ФРАГМЕНТ ТЕКСТА →
-----

Дневник. Том I. 1825–1855 гг. — страница 46 из 90


8 сентября 1839 года

С утра до 2 часов ночи я занят исчерпыванием прилива текущих дел и должностных забот.

Все современное — мелочь, кроме возможности сделать кому-либо существенное добро.

Общий закон для людей; быть средствами и орудиями для целого; один только великий человек свободен, и один только он достоин свободы. Он служил целому, как и все, но это служение не порабощает его. Он гражданин этого великого целого, а не раб.

Отделить все истинно человеческое от ложного, лицемерного, преходящего — вот главное дело. Должно всегда и во всем уважать первое, второе ничего не значит.


25 сентября 1839 года

Вчера был на похоронах госпожи Адлерберг, начальницы Смольного монастыря, кавалерственной статс-дамы и проч. Тут был и государь, который проводил тело до первого переулка по улице, ведущей к Таврическому саду. Я с другими нес гроб до похоронной колесницы и жестоко отдавил себе руку. Народу было множество. Я шел за гробом до Итальянской, а там повернул домой.

Госпожа Адлерберг разыграла длинную роль и сошла со сцены жизни великолепно и торжественно. Как же судят зрители об ее игре? Говорят, что она была почтенная женщина. Но никто не говорит о ней с тем жаром, с каким поминают людей, сделавших в жизни или много добра, или много зла. В данном случае все сохраняют какое-то нейтральное спокойствие духа. Такова точно была и она сама. В течение своей долгой жизни и своего могущества она никому не сделала зла, но не сделала также и добра. Она могла бы, например, одним почерком пера дать новые штаты Смольному монастырю и тем оказать большую услугу заведению, которым управляла. Ей не раз о том докладывали. Но она этого не сделала, боясь быть «докучливою» при дворе.

-----

ЗАДАНИЕ A → Перепишите нумерованным списком записи ниже, от строки с «grads-credit: GrADS: COLA/IGES» до строки с «box-iqr <box>313 367 323 437</box>» включительно. Пустые строки не включайте.

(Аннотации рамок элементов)
-----

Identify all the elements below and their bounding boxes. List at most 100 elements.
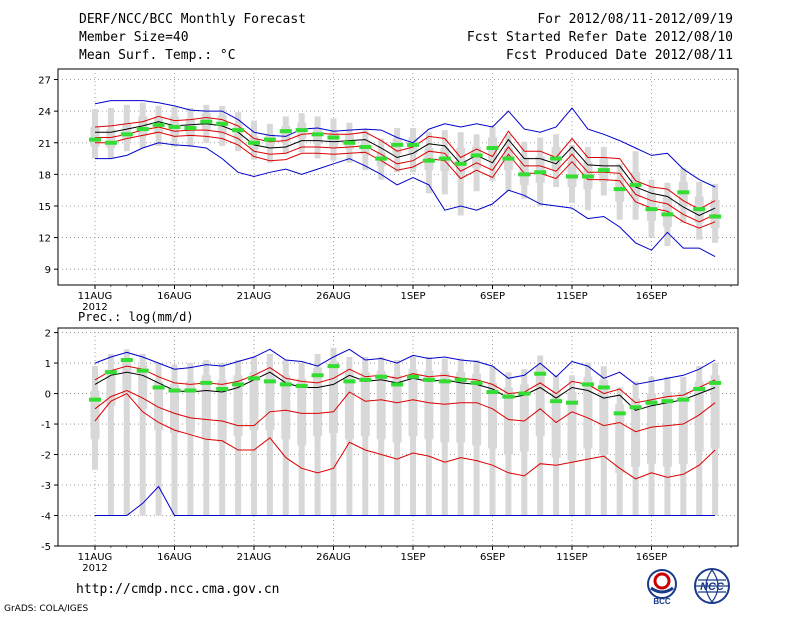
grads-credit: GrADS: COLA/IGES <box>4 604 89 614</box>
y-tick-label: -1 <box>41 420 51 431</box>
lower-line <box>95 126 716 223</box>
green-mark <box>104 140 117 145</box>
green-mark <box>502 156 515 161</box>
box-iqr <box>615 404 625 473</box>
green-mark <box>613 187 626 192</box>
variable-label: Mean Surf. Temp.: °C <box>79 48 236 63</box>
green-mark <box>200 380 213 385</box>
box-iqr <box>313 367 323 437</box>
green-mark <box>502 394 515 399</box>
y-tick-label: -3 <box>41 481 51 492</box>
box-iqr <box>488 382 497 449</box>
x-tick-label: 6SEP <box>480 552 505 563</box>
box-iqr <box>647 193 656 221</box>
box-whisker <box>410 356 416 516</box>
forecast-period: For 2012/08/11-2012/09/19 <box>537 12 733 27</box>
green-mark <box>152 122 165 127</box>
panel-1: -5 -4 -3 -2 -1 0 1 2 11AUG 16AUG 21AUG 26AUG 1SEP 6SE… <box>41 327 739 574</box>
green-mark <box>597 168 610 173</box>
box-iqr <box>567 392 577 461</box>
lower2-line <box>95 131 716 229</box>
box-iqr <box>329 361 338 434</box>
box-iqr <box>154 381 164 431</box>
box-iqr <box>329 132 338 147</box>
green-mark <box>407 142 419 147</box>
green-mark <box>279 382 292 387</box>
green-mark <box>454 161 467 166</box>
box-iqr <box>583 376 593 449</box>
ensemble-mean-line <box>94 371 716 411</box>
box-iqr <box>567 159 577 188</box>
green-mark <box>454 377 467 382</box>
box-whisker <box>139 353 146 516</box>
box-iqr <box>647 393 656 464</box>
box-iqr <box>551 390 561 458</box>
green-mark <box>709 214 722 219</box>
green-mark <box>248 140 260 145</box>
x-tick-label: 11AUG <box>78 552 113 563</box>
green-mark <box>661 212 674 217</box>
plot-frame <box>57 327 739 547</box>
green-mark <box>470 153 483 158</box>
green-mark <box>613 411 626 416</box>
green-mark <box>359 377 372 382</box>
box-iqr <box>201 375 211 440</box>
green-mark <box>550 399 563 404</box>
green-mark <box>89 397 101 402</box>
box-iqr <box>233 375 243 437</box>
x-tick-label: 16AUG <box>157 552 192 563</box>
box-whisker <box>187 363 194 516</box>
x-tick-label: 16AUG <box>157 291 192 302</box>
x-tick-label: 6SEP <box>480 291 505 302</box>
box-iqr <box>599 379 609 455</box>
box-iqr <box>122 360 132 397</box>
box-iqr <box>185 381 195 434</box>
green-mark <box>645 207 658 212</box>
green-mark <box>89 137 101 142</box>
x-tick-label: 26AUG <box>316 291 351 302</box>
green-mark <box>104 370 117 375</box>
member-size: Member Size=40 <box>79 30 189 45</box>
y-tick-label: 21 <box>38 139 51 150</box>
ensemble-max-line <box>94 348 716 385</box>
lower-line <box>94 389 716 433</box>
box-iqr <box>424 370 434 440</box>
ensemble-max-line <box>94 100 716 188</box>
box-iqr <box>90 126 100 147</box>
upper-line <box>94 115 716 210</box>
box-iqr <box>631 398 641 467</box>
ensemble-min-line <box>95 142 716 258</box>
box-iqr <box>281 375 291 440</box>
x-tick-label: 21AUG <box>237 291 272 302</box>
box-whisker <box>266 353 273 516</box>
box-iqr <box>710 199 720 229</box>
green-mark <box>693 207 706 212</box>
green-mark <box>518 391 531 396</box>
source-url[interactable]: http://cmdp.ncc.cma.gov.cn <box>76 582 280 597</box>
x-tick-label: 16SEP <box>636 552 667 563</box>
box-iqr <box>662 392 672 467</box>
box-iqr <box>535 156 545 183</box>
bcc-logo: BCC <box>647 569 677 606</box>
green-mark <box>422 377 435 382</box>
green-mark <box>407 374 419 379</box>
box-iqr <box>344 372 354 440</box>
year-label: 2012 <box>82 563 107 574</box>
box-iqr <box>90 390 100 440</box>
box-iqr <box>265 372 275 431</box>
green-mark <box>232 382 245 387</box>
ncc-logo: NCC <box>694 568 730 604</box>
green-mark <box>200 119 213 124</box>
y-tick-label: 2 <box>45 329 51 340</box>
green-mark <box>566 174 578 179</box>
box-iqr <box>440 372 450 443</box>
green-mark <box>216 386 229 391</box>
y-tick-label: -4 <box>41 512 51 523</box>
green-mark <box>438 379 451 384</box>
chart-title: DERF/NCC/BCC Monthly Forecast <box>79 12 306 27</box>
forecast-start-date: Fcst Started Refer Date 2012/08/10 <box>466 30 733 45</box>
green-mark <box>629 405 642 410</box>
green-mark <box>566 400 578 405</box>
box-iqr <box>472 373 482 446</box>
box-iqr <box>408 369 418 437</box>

-----

ЗАДАНИЕ B →
Ответьте по фрагменту дневника:
(i) До которого часа, согласно записи от 8 сентября 1839 года, длится занятость текущими делами и должностными заботами?
(ii) Начальницей какого заведения была госпожа Адлерберг?
(iii) Чего, по дневнику, боялась госпожа Адлерберг, не дав Смольному монастырю новые штаты?

ОТВЕТ A →
1. grads-credit: GrADS: COLA/IGES <box>4 604 89 614</box>
2. y-tick-label: -1 <box>41 420 51 431</box>
3. lower-line <box>95 126 716 223</box>
4. green-mark <box>104 140 117 145</box>
5. green-mark <box>502 156 515 161</box>
6. box-iqr <box>615 404 625 473</box>
7. green-mark <box>613 187 626 192</box>
8. variable-label: Mean Surf. Temp.: °C <box>79 48 236 63</box>
9. green-mark <box>200 380 213 385</box>
10. box-iqr <box>313 367 323 437</box>

ОТВЕТ B →
(i) До 2 часов ночи.
(ii) Смольного монастыря.
(iii) Быть «докучливою» при дворе.